Render every one of the records below as a Markdown table with the columns "Row" and "Record," one record per row in order, numbered from 1 and omitting any blank lines.

** BEGIN DATA TO PROCESS **

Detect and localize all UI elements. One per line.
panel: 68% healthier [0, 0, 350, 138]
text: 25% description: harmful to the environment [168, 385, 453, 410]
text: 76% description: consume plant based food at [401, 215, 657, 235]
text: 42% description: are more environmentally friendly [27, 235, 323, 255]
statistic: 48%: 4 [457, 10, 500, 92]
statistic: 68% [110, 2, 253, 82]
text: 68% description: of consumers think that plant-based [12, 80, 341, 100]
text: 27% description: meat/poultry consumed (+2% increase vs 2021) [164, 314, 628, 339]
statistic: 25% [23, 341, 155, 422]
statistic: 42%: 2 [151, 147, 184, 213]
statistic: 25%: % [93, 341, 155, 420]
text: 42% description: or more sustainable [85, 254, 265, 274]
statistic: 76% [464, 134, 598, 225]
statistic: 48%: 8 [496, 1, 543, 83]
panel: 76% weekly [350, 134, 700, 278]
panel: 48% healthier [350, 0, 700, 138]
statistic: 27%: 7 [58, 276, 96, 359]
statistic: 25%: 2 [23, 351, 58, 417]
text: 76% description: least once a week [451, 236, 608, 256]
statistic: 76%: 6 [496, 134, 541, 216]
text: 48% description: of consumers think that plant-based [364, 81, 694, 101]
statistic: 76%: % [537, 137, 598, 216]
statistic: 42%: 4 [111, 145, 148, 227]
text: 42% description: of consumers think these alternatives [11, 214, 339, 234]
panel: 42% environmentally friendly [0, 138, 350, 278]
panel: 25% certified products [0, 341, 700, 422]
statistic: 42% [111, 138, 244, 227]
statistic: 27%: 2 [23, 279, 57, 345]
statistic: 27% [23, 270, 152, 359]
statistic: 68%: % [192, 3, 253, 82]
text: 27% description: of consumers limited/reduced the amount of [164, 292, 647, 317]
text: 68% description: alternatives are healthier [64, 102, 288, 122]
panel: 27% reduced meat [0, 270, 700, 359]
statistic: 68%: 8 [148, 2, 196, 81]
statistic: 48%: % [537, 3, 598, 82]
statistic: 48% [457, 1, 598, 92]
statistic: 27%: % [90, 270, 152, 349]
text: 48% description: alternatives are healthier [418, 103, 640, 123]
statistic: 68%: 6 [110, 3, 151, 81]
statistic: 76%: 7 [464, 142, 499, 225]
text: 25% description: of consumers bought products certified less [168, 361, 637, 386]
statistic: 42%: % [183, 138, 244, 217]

** END DATA TO PROCESS **

FULL RESPONSE:
| Row | Record |
|---|---|
| 1 | Detect and localize all UI elements. One per line. |
| 2 | panel: 68% healthier [0, 0, 350, 138] |
| 3 | text: 25% description: harmful to the environment [168, 385, 453, 410] |
| 4 | text: 76% description: consume plant based food at [401, 215, 657, 235] |
| 5 | text: 42% description: are more environmentally friendly [27, 235, 323, 255] |
| 6 | statistic: 48%: 4 [457, 10, 500, 92] |
| 7 | statistic: 68% [110, 2, 253, 82] |
| 8 | text: 68% description: of consumers think that plant-based [12, 80, 341, 100] |
| 9 | text: 27% description: meat/poultry consumed (+2% increase vs 2021) [164, 314, 628, 339] |
| 10 | statistic: 25% [23, 341, 155, 422] |
| 11 | statistic: 42%: 2 [151, 147, 184, 213] |
| 12 | statistic: 25%: % [93, 341, 155, 420] |
| 13 | text: 42% description: or more sustainable [85, 254, 265, 274] |
| 14 | statistic: 76% [464, 134, 598, 225] |
| 15 | statistic: 48%: 8 [496, 1, 543, 83] |
| 16 | panel: 76% weekly [350, 134, 700, 278] |
| 17 | panel: 48% healthier [350, 0, 700, 138] |
| 18 | statistic: 27%: 7 [58, 276, 96, 359] |
| 19 | statistic: 25%: 2 [23, 351, 58, 417] |
| 20 | text: 76% description: least once a week [451, 236, 608, 256] |
| 21 | statistic: 76%: 6 [496, 134, 541, 216] |
| 22 | text: 48% description: of consumers think that plant-based [364, 81, 694, 101] |
| 23 | statistic: 76%: % [537, 137, 598, 216] |
| 24 | statistic: 42%: 4 [111, 145, 148, 227] |
| 25 | text: 42% description: of consumers think these alternatives [11, 214, 339, 234] |
| 26 | panel: 42% environmentally friendly [0, 138, 350, 278] |
| 27 | panel: 25% certified products [0, 341, 700, 422] |
| 28 | statistic: 42% [111, 138, 244, 227] |
| 29 | statistic: 27%: 2 [23, 279, 57, 345] |
| 30 | statistic: 27% [23, 270, 152, 359] |
| 31 | statistic: 68%: % [192, 3, 253, 82] |
| 32 | text: 27% description: of consumers limited/reduced the amount of [164, 292, 647, 317] |
| 33 | text: 68% description: alternatives are healthier [64, 102, 288, 122] |
| 34 | panel: 27% reduced meat [0, 270, 700, 359] |
| 35 | statistic: 68%: 8 [148, 2, 196, 81] |
| 36 | statistic: 48%: % [537, 3, 598, 82] |
| 37 | statistic: 48% [457, 1, 598, 92] |
| 38 | statistic: 27%: % [90, 270, 152, 349] |
| 39 | text: 48% description: alternatives are healthier [418, 103, 640, 123] |
| 40 | statistic: 68%: 6 [110, 3, 151, 81] |
| 41 | statistic: 76%: 7 [464, 142, 499, 225] |
| 42 | text: 25% description: of consumers bought products certified less [168, 361, 637, 386] |
| 43 | statistic: 42%: % [183, 138, 244, 217] |